### WHAT THE TASK REQUIRES
Repeat the material exactly, leaving nothing out.

►

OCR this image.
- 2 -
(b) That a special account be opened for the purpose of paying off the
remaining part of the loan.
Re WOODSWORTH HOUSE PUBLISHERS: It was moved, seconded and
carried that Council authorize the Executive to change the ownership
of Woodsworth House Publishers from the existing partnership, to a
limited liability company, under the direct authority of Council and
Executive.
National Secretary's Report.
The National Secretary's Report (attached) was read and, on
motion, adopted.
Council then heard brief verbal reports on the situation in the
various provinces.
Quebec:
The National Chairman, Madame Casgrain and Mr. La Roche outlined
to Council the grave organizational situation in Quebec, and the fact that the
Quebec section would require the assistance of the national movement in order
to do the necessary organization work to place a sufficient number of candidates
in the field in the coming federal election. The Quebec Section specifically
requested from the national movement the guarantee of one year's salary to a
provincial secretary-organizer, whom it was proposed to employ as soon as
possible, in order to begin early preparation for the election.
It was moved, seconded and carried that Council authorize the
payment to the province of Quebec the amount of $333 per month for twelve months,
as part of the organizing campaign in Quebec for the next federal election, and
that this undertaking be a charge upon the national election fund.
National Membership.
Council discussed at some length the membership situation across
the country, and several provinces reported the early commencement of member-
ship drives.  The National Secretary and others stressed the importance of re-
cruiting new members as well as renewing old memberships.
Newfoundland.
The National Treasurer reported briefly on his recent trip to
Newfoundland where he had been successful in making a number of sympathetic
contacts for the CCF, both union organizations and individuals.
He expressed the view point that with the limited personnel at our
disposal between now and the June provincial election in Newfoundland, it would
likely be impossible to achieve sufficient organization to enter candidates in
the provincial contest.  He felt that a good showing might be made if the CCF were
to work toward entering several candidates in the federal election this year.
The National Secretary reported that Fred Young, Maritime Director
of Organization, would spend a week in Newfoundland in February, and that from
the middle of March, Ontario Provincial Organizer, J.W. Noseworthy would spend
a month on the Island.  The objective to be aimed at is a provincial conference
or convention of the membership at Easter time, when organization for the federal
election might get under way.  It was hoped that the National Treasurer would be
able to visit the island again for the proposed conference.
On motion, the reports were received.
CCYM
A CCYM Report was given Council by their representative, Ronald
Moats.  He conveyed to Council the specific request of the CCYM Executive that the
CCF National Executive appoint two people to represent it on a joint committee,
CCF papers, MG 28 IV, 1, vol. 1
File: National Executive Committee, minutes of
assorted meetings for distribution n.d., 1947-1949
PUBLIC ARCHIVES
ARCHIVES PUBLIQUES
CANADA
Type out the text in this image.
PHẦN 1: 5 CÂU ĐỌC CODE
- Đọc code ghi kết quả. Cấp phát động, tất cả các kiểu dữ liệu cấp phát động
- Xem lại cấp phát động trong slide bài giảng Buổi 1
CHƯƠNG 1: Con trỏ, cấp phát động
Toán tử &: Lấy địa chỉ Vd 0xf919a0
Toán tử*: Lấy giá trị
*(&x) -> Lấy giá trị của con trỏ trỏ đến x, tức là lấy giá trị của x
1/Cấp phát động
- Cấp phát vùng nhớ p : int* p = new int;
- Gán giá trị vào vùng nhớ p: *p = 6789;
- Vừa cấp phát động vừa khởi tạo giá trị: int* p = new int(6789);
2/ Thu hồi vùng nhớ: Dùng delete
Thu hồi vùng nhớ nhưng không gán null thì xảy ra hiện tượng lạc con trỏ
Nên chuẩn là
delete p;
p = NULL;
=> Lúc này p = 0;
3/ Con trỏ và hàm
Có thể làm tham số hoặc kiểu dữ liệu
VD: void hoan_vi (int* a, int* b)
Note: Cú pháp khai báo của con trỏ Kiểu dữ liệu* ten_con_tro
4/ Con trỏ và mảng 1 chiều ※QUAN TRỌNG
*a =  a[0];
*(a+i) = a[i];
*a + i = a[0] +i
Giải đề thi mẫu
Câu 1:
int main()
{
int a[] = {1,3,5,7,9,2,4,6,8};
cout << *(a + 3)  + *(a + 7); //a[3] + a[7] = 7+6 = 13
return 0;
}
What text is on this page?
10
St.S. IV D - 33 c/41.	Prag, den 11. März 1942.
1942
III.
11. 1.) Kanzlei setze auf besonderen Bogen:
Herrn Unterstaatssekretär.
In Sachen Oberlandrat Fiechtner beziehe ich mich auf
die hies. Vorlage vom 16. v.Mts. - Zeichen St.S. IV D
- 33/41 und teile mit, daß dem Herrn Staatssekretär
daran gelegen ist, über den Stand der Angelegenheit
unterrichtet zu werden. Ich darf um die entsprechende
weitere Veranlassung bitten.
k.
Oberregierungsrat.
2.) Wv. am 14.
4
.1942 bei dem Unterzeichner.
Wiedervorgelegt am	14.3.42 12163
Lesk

◄

### WRITTEN ANSWER
OCR this image.
- 2 -
(b) That a special account be opened for the purpose of paying off the
remaining part of the loan.
Re WOODSWORTH HOUSE PUBLISHERS: It was moved, seconded and
carried that Council authorize the Executive to change the ownership
of Woodsworth House Publishers from the existing partnership, to a
limited liability company, under the direct authority of Council and
Executive.
National Secretary's Report.
The National Secretary's Report (attached) was read and, on
motion, adopted.
Council then heard brief verbal reports on the situation in the
various provinces.
Quebec:
The National Chairman, Madame Casgrain and Mr. La Roche outlined
to Council the grave organizational situation in Quebec, and the fact that the
Quebec section would require the assistance of the national movement in order
to do the necessary organization work to place a sufficient number of candidates
in the field in the coming federal election. The Quebec Section specifically
requested from the national movement the guarantee of one year's salary to a
provincial secretary-organizer, whom it was proposed to employ as soon as
possible, in order to begin early preparation for the election.
It was moved, seconded and carried that Council authorize the
payment to the province of Quebec the amount of $333 per month for twelve months,
as part of the organizing campaign in Quebec for the next federal election, and
that this undertaking be a charge upon the national election fund.
National Membership.
Council discussed at some length the membership situation across
the country, and several provinces reported the early commencement of member-
ship drives.  The National Secretary and others stressed the importance of re-
cruiting new members as well as renewing old memberships.
Newfoundland.
The National Treasurer reported briefly on his recent trip to
Newfoundland where he had been successful in making a number of sympathetic
contacts for the CCF, both union organizations and individuals.
He expressed the view point that with the limited personnel at our
disposal between now and the June provincial election in Newfoundland, it would
likely be impossible to achieve sufficient organization to enter candidates in
the provincial contest.  He felt that a good showing might be made if the CCF were
to work toward entering several candidates in the federal election this year.
The National Secretary reported that Fred Young, Maritime Director
of Organization, would spend a week in Newfoundland in February, and that from
the middle of March, Ontario Provincial Organizer, J.W. Noseworthy would spend
a month on the Island.  The objective to be aimed at is a provincial conference
or convention of the membership at Easter time, when organization for the federal
election might get under way.  It was hoped that the National Treasurer would be
able to visit the island again for the proposed conference.
On motion, the reports were received.
CCYM
A CCYM Report was given Council by their representative, Ronald
Moats.  He conveyed to Council the specific request of the CCYM Executive that the
CCF National Executive appoint two people to represent it on a joint committee,
CCF papers, MG 28 IV, 1, vol. 1
File: National Executive Committee, minutes of
assorted meetings for distribution n.d., 1947-1949
PUBLIC ARCHIVES
ARCHIVES PUBLIQUES
CANADA
Type out the text in this image.
PHẦN 1: 5 CÂU ĐỌC CODE
- Đọc code ghi kết quả. Cấp phát động, tất cả các kiểu dữ liệu cấp phát động
- Xem lại cấp phát động trong slide bài giảng Buổi 1
CHƯƠNG 1: Con trỏ, cấp phát động
Toán tử &: Lấy địa chỉ Vd 0xf919a0
Toán tử*: Lấy giá trị
*(&x) -> Lấy giá trị của con trỏ trỏ đến x, tức là lấy giá trị của x
1/Cấp phát động
- Cấp phát vùng nhớ p : int* p = new int;
- Gán giá trị vào vùng nhớ p: *p = 6789;
- Vừa cấp phát động vừa khởi tạo giá trị: int* p = new int(6789);
2/ Thu hồi vùng nhớ: Dùng delete
Thu hồi vùng nhớ nhưng không gán null thì xảy ra hiện tượng lạc con trỏ
Nên chuẩn là
delete p;
p = NULL;
=> Lúc này p = 0;
3/ Con trỏ và hàm
Có thể làm tham số hoặc kiểu dữ liệu
VD: void hoan_vi (int* a, int* b)
Note: Cú pháp khai báo của con trỏ Kiểu dữ liệu* ten_con_tro
4/ Con trỏ và mảng 1 chiều ※QUAN TRỌNG
*a =  a[0];
*(a+i) = a[i];
*a + i = a[0] +i
Giải đề thi mẫu
Câu 1:
int main()
{
int a[] = {1,3,5,7,9,2,4,6,8};
cout << *(a + 3)  + *(a + 7); //a[3] + a[7] = 7+6 = 13
return 0;
}
What text is on this page?
10
St.S. IV D - 33 c/41.	Prag, den 11. März 1942.
1942
III.
11. 1.) Kanzlei setze auf besonderen Bogen:
Herrn Unterstaatssekretär.
In Sachen Oberlandrat Fiechtner beziehe ich mich auf
die hies. Vorlage vom 16. v.Mts. - Zeichen St.S. IV D
- 33/41 und teile mit, daß dem Herrn Staatssekretär
daran gelegen ist, über den Stand der Angelegenheit
unterrichtet zu werden. Ich darf um die entsprechende
weitere Veranlassung bitten.
k.
Oberregierungsrat.
2.) Wv. am 14.
4
.1942 bei dem Unterzeichner.
Wiedervorgelegt am	14.3.42 12163
Lesk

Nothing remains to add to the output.